# [TO DO]
Copy each line below that includes "Seatbelt".

# [INFORMATION SUPPLIED]
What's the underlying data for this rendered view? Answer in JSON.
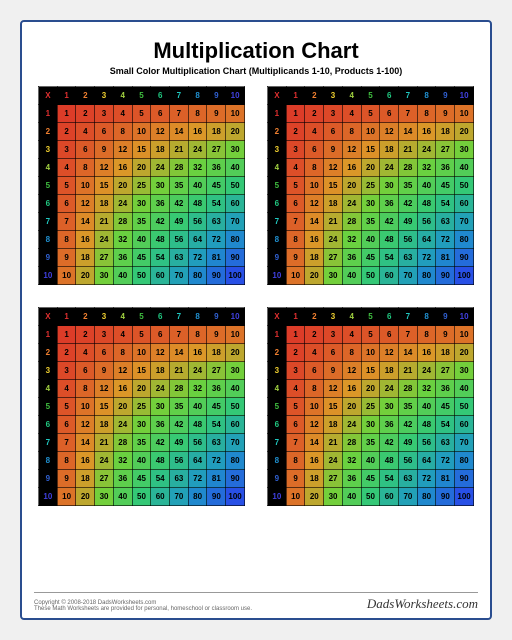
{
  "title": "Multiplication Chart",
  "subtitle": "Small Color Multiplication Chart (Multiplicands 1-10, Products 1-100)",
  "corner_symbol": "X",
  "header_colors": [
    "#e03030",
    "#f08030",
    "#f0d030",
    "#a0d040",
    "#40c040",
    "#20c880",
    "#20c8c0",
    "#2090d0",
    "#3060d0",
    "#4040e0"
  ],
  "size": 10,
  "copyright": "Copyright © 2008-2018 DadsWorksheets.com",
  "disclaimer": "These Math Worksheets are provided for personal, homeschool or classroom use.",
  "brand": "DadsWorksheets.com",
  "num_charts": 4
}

==

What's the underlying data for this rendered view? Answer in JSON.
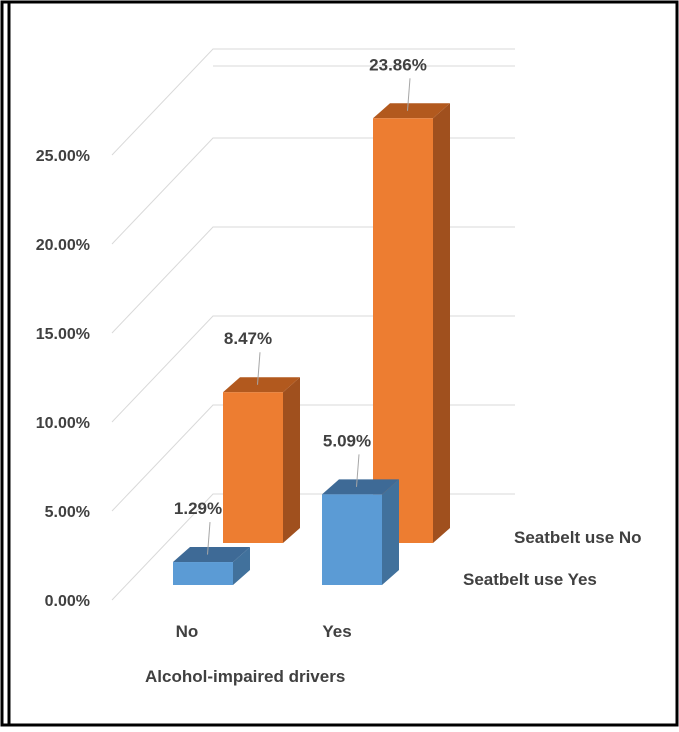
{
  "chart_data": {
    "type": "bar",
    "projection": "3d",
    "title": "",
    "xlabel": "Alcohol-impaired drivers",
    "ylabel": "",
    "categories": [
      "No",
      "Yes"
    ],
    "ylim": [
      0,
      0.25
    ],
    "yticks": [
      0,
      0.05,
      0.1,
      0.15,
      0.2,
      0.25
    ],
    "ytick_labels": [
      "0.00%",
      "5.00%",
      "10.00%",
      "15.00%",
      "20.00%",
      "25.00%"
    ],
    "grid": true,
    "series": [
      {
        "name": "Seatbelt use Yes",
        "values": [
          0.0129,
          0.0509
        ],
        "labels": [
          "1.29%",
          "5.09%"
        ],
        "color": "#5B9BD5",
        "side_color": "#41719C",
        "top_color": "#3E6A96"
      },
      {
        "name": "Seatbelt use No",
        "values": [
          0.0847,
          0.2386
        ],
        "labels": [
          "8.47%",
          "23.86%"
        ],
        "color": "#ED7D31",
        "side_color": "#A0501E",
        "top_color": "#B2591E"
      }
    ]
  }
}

* * *

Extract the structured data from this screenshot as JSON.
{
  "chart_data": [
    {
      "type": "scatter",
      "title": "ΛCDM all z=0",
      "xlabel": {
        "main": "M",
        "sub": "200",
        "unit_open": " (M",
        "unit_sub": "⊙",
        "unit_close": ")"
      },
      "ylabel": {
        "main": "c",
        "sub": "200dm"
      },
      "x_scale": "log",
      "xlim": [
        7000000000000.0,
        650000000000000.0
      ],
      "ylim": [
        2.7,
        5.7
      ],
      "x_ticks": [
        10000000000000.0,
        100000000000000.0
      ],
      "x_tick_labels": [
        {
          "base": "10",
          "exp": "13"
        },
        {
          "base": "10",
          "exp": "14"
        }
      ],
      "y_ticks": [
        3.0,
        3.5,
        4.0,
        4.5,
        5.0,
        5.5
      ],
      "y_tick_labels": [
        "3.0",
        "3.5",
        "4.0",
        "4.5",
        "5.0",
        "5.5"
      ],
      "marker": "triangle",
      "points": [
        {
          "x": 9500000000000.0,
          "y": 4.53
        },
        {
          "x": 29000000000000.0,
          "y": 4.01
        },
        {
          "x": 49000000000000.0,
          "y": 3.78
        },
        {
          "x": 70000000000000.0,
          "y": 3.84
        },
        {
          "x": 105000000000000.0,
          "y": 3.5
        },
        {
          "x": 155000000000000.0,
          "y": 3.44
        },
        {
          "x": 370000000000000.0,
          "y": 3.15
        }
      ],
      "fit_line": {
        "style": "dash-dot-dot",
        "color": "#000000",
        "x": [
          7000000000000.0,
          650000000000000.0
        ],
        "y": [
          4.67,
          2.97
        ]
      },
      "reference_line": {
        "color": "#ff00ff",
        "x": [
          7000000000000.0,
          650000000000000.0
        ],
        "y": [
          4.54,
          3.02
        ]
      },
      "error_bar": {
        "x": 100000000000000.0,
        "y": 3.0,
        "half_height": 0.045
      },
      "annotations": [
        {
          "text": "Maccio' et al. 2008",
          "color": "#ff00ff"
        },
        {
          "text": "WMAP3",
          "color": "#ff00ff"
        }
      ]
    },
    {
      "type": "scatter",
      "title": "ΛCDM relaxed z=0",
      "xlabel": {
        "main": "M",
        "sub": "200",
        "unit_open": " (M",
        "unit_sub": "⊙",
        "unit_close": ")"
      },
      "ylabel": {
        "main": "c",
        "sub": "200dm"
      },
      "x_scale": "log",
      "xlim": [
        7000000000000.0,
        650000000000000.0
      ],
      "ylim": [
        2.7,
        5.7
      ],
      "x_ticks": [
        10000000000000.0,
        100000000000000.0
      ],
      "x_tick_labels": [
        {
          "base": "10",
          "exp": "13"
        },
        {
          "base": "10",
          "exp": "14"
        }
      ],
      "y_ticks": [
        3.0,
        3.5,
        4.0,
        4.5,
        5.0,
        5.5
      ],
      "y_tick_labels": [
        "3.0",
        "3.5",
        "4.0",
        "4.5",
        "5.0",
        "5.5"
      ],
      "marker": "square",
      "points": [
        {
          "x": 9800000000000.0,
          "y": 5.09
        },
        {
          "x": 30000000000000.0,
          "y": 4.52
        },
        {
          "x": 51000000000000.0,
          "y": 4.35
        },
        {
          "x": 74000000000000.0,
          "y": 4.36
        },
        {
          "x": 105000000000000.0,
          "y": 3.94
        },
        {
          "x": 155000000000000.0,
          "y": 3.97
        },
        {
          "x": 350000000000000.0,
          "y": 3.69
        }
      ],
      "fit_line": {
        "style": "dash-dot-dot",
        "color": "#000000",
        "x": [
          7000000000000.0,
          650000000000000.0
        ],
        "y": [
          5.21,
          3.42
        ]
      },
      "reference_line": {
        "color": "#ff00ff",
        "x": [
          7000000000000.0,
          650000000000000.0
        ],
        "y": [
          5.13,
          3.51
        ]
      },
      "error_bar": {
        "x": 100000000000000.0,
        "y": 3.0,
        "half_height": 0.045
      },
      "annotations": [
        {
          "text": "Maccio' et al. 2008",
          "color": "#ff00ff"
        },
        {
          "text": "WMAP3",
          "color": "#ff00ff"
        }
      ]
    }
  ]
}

# [THE RESPONSE]
        "name": "Seatbelt use Yes",
        "name": "Seatbelt use No",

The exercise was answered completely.